* _SUPPLIED DATA_:

%%

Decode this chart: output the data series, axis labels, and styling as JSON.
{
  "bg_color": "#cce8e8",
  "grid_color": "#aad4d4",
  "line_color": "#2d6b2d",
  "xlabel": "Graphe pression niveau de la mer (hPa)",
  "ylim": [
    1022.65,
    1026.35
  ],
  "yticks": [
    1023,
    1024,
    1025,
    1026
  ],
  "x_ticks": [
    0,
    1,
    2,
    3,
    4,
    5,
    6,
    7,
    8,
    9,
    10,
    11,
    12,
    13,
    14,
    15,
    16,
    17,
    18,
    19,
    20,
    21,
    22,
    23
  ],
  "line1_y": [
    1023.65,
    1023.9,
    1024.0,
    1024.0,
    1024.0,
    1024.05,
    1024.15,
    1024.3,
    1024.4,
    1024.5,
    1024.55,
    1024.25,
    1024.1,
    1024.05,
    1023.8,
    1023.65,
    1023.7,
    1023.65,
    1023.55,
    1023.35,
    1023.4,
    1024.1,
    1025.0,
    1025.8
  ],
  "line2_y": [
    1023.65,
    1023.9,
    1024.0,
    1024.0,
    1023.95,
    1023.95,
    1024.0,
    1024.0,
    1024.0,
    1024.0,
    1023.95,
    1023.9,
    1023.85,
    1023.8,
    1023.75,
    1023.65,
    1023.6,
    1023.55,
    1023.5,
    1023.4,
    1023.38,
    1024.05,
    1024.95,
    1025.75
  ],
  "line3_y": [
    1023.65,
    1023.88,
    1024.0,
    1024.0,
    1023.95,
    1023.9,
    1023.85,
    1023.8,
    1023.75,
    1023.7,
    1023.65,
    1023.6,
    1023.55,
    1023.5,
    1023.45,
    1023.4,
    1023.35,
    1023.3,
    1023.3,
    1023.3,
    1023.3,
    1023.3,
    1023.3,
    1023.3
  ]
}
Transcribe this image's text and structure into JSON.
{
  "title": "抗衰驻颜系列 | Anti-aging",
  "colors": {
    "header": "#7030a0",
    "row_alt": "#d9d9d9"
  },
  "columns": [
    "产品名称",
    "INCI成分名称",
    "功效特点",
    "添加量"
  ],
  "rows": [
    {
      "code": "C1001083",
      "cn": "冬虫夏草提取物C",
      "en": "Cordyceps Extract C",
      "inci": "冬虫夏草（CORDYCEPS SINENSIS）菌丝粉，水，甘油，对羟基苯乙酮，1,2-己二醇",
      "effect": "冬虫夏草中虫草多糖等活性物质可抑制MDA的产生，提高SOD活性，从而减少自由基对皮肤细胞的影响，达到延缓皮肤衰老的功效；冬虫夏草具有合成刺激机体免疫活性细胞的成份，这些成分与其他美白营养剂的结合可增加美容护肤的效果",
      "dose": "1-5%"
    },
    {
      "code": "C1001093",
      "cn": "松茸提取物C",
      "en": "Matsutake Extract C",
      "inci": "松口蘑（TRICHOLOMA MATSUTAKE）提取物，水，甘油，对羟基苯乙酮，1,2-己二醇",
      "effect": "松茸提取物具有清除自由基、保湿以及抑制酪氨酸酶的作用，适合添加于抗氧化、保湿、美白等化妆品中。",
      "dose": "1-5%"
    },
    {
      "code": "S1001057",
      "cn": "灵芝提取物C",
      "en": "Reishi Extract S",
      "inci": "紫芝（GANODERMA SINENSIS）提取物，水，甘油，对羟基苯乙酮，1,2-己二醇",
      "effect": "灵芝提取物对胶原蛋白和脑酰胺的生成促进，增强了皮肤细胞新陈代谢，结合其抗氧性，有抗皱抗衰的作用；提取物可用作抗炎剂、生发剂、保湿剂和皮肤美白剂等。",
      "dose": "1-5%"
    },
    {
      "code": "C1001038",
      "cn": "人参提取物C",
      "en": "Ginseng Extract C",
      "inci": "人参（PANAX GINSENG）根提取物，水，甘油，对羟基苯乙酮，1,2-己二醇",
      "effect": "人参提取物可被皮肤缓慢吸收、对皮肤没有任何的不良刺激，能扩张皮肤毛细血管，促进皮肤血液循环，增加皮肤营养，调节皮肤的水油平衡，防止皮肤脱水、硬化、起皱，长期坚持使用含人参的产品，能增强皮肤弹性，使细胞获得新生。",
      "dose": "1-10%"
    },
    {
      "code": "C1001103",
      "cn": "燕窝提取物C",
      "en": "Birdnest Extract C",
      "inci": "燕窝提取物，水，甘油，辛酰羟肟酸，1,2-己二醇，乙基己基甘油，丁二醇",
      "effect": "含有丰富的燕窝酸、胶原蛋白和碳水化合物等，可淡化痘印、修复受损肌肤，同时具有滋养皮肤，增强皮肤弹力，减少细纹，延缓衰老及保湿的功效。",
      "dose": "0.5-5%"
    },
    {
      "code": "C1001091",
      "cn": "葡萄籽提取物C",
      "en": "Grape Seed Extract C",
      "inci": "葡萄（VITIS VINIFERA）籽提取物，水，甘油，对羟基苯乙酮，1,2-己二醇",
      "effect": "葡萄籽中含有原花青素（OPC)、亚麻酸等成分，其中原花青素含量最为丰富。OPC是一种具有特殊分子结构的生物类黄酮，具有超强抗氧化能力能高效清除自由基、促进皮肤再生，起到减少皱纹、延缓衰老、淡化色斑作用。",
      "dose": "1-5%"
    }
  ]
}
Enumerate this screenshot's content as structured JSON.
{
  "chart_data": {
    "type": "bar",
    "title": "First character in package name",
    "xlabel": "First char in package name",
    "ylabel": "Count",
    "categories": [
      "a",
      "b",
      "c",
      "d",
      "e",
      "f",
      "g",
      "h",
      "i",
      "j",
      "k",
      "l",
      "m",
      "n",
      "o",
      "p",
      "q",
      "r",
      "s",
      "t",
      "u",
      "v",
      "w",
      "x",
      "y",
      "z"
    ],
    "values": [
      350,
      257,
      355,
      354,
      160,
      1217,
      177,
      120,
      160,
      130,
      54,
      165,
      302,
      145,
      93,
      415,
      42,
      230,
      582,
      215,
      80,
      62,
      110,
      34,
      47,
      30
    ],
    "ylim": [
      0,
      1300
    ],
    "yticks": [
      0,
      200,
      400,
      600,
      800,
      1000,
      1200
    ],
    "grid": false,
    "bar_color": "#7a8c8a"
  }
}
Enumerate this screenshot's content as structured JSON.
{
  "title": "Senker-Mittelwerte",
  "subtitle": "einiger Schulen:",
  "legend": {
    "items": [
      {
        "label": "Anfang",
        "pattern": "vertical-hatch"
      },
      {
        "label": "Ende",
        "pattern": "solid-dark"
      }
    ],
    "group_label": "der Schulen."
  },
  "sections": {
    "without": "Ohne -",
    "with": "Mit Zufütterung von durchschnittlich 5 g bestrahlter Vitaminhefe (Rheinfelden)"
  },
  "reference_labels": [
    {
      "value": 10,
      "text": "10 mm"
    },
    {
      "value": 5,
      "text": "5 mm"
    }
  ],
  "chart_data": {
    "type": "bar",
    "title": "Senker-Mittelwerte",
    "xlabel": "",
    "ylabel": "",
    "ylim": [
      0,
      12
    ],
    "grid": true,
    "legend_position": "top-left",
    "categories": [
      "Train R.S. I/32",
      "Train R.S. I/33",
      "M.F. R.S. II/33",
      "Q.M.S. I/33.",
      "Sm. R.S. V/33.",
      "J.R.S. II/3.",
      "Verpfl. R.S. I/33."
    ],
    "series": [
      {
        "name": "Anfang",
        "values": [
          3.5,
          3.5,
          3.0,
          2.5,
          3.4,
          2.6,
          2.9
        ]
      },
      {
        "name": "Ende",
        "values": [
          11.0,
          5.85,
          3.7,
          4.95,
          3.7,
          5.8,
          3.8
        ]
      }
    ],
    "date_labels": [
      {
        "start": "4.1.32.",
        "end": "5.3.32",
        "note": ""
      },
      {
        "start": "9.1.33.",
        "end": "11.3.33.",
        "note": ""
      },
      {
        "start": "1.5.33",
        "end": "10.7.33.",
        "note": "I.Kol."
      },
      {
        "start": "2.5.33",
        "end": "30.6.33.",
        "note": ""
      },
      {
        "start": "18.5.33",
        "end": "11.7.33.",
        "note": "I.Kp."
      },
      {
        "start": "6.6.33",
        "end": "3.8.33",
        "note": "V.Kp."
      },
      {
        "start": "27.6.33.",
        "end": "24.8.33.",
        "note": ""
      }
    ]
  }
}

%%

* _THE REQUEST_:
Read the entries and show each line that mentions "this".

* _WORKED ANSWER_:
Decode this chart: output the data series, axis labels, and styling as JSON.
Transcribe this image's text and structure into JSON.
Enumerate this screenshot's content as structured JSON.
Enumerate this screenshot's content as structured JSON.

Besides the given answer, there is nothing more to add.